What this task involves
Copy out all lines that carry the word "held".

Data records
# # # # # # #
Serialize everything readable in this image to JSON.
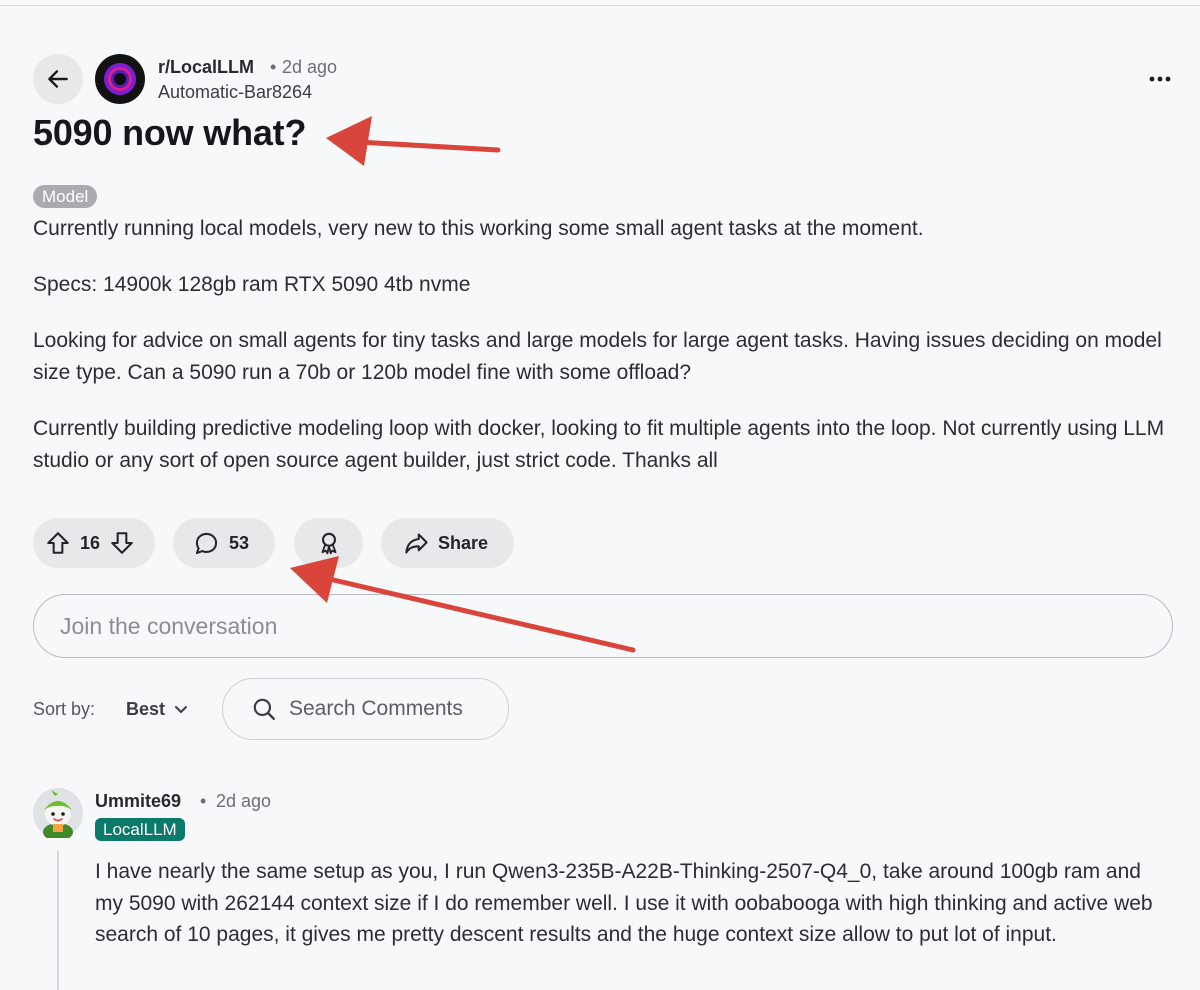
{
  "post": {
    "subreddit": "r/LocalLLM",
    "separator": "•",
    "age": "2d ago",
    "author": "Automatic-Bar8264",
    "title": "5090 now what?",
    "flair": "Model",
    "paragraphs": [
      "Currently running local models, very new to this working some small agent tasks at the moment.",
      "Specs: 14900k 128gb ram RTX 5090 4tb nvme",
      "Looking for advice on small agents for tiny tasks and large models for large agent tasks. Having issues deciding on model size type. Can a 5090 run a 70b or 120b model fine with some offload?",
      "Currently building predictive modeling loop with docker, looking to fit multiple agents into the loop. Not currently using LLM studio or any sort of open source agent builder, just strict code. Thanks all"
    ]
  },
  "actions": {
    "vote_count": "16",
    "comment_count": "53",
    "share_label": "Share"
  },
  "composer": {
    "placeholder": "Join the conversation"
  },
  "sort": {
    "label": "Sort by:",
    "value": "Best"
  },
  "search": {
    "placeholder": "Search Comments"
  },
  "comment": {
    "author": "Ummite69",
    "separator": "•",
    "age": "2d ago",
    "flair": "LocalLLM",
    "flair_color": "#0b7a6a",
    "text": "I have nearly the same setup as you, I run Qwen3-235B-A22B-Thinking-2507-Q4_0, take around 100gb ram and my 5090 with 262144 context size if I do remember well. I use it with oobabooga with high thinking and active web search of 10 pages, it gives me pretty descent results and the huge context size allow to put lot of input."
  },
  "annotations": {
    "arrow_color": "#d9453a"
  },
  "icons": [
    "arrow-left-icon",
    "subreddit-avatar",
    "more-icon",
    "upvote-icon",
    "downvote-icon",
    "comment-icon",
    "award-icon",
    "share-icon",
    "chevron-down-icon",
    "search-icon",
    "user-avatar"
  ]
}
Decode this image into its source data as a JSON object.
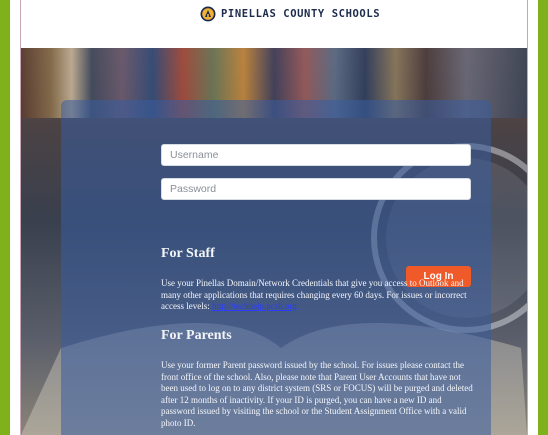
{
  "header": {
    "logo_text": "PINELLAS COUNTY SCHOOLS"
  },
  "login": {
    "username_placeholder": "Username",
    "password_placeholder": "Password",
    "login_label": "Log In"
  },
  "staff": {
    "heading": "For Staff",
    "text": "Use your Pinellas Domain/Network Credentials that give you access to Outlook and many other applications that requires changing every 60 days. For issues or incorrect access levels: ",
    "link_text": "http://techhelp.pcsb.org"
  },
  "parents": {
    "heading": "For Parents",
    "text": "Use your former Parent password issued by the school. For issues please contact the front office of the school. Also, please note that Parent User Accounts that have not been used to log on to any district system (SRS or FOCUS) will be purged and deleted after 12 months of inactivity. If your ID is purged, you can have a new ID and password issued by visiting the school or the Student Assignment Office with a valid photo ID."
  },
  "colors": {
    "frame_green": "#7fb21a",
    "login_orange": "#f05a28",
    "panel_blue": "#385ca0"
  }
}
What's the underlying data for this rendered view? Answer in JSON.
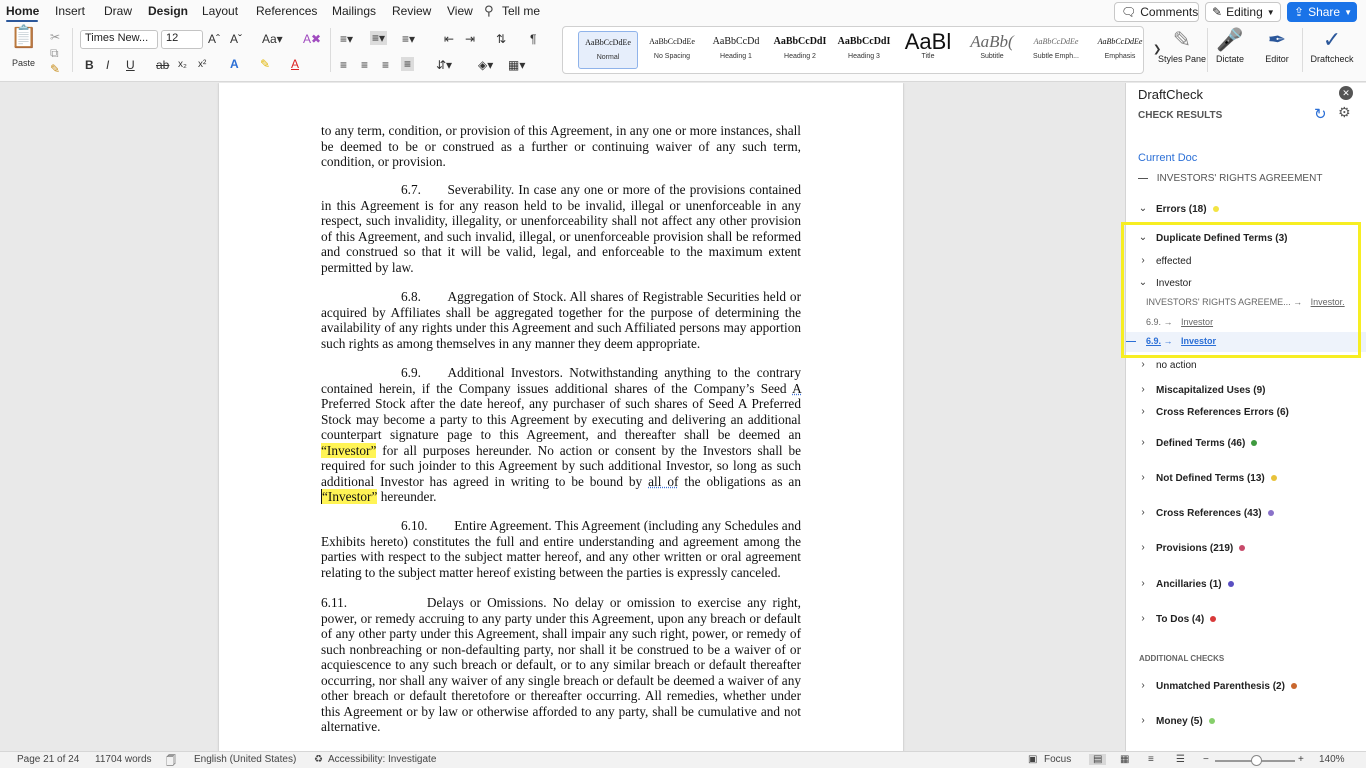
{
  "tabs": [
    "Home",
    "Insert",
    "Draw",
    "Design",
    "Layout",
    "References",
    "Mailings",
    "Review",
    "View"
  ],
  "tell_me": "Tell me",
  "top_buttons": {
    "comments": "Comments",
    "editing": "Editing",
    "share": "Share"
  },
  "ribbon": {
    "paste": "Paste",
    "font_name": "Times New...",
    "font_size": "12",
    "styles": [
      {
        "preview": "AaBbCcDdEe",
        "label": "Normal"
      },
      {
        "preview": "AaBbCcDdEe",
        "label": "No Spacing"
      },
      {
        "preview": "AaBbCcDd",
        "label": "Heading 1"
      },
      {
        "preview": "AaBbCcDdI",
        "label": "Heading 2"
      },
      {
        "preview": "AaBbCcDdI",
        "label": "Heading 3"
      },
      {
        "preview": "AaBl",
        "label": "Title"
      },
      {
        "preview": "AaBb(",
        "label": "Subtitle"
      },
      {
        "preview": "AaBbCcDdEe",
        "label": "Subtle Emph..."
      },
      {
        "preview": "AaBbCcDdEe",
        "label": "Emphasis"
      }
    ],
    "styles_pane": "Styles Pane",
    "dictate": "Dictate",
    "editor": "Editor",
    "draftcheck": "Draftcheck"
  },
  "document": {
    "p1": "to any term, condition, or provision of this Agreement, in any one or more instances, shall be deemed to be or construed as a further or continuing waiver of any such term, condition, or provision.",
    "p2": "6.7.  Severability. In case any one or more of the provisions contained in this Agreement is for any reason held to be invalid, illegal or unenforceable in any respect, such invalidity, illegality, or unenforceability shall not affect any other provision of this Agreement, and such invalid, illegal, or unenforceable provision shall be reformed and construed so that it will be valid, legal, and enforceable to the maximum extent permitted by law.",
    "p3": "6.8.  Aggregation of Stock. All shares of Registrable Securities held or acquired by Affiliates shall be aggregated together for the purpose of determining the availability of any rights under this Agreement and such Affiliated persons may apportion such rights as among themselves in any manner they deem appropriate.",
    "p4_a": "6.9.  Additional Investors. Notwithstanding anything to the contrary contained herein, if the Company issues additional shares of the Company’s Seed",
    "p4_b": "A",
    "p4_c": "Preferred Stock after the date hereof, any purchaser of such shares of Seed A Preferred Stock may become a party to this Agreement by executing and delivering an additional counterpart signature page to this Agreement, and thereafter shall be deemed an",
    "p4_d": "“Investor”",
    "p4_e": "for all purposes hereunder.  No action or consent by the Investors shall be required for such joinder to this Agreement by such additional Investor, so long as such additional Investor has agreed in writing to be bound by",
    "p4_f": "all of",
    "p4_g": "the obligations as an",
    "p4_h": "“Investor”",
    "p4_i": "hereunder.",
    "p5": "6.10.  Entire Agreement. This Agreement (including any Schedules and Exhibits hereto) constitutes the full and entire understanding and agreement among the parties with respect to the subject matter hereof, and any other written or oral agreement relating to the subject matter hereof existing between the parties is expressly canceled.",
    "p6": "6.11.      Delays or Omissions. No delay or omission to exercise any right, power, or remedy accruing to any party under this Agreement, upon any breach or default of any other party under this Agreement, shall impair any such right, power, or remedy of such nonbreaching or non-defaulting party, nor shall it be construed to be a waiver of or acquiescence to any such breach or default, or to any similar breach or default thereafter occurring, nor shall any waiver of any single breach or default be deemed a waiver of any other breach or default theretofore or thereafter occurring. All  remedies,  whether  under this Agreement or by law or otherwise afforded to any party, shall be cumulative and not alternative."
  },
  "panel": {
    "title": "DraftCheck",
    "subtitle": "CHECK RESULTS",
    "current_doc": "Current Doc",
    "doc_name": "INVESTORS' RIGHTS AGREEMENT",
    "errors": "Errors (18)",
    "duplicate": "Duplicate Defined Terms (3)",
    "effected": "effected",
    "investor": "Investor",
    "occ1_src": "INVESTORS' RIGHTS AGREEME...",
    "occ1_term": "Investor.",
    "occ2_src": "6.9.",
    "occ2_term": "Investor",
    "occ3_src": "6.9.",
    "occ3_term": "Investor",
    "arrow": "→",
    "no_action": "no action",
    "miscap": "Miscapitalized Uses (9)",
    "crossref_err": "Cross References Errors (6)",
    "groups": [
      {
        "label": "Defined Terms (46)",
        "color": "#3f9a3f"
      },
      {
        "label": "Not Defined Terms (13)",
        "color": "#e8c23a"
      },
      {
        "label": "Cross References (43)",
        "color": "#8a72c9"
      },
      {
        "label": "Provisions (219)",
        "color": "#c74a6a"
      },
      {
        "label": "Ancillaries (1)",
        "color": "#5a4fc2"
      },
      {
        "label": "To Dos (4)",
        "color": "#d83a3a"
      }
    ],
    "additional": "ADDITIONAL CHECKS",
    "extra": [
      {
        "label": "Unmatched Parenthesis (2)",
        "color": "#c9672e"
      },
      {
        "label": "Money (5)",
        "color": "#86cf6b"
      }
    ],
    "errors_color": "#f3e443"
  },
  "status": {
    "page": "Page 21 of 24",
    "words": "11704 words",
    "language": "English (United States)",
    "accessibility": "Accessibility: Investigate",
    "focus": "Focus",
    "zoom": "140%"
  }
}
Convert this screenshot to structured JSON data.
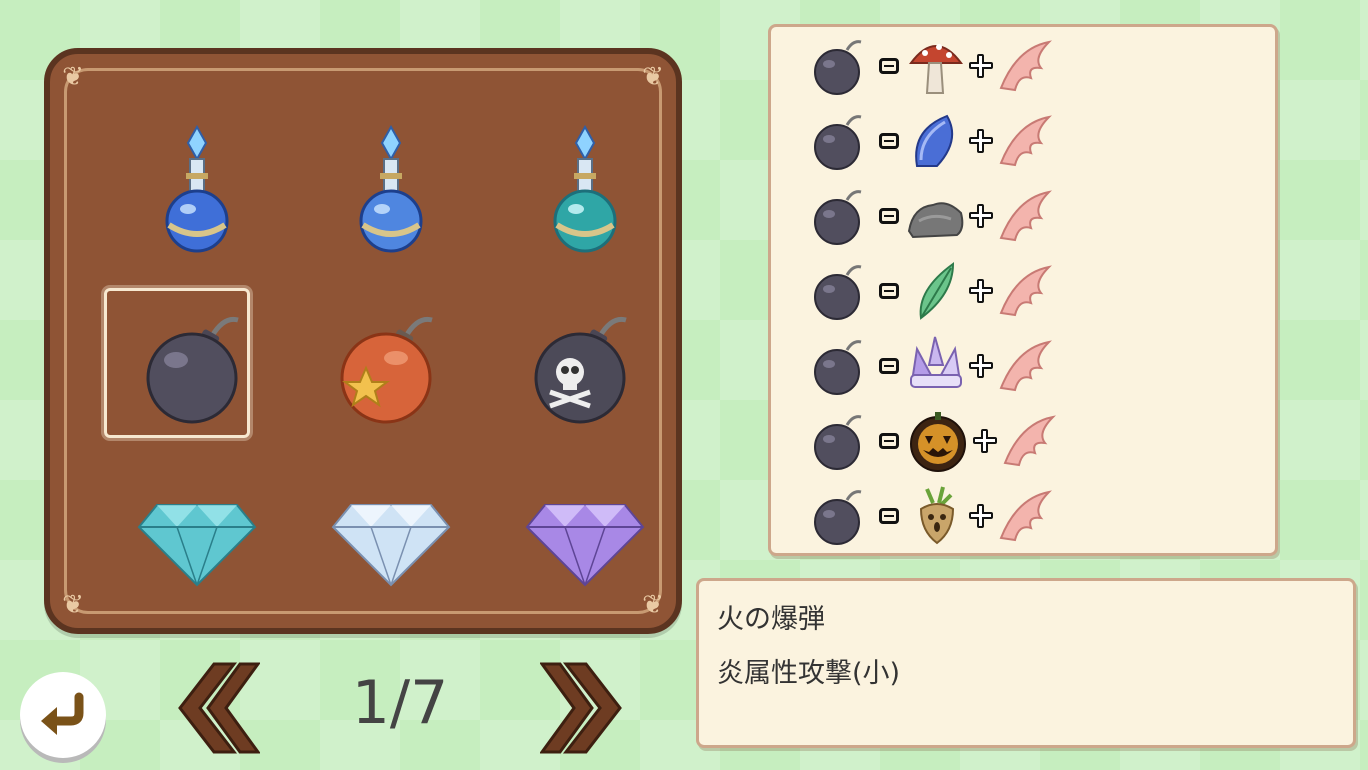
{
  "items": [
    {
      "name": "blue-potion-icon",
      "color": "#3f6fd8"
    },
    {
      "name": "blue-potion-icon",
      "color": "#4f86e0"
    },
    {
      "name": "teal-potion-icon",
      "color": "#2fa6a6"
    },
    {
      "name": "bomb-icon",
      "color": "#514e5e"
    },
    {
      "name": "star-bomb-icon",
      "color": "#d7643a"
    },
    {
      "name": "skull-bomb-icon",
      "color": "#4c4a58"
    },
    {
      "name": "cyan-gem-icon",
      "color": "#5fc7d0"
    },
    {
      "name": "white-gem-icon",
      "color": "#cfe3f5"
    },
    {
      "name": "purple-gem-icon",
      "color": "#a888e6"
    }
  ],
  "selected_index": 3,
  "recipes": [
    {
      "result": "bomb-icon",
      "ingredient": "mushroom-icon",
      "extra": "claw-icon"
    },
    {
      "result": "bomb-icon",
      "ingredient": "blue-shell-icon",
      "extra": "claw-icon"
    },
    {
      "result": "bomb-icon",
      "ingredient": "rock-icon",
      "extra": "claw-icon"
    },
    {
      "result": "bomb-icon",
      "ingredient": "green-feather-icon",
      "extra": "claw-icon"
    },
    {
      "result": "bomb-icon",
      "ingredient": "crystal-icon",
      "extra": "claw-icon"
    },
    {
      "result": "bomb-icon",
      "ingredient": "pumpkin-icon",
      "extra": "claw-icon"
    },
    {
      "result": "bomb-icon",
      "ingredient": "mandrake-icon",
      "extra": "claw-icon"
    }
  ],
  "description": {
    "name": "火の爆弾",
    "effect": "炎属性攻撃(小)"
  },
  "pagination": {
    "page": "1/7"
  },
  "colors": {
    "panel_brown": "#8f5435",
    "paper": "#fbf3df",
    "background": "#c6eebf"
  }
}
# # # # # # #
Result of the task
    "p2": "6.7.  Severability. In case any one or more of the provisions contained in this Agreement is for any reason held to be invalid, illegal or unenforceable in any respect, such invalidity, illegality, or unenforceability shall not affect any other provision of this Agreement, and such invalid, illegal, or unenforceable provision shall be reformed and construed so that it will be valid, legal, and enforceable to the maximum extent permitted by law.",
    "p3": "6.8.  Aggregation of Stock. All shares of Registrable Securities held or acquired by Affiliates shall be aggregated together for the purpose of determining the availability of any rights under this Agreement and such Affiliated persons may apportion such rights as among themselves in any manner they deem appropriate.",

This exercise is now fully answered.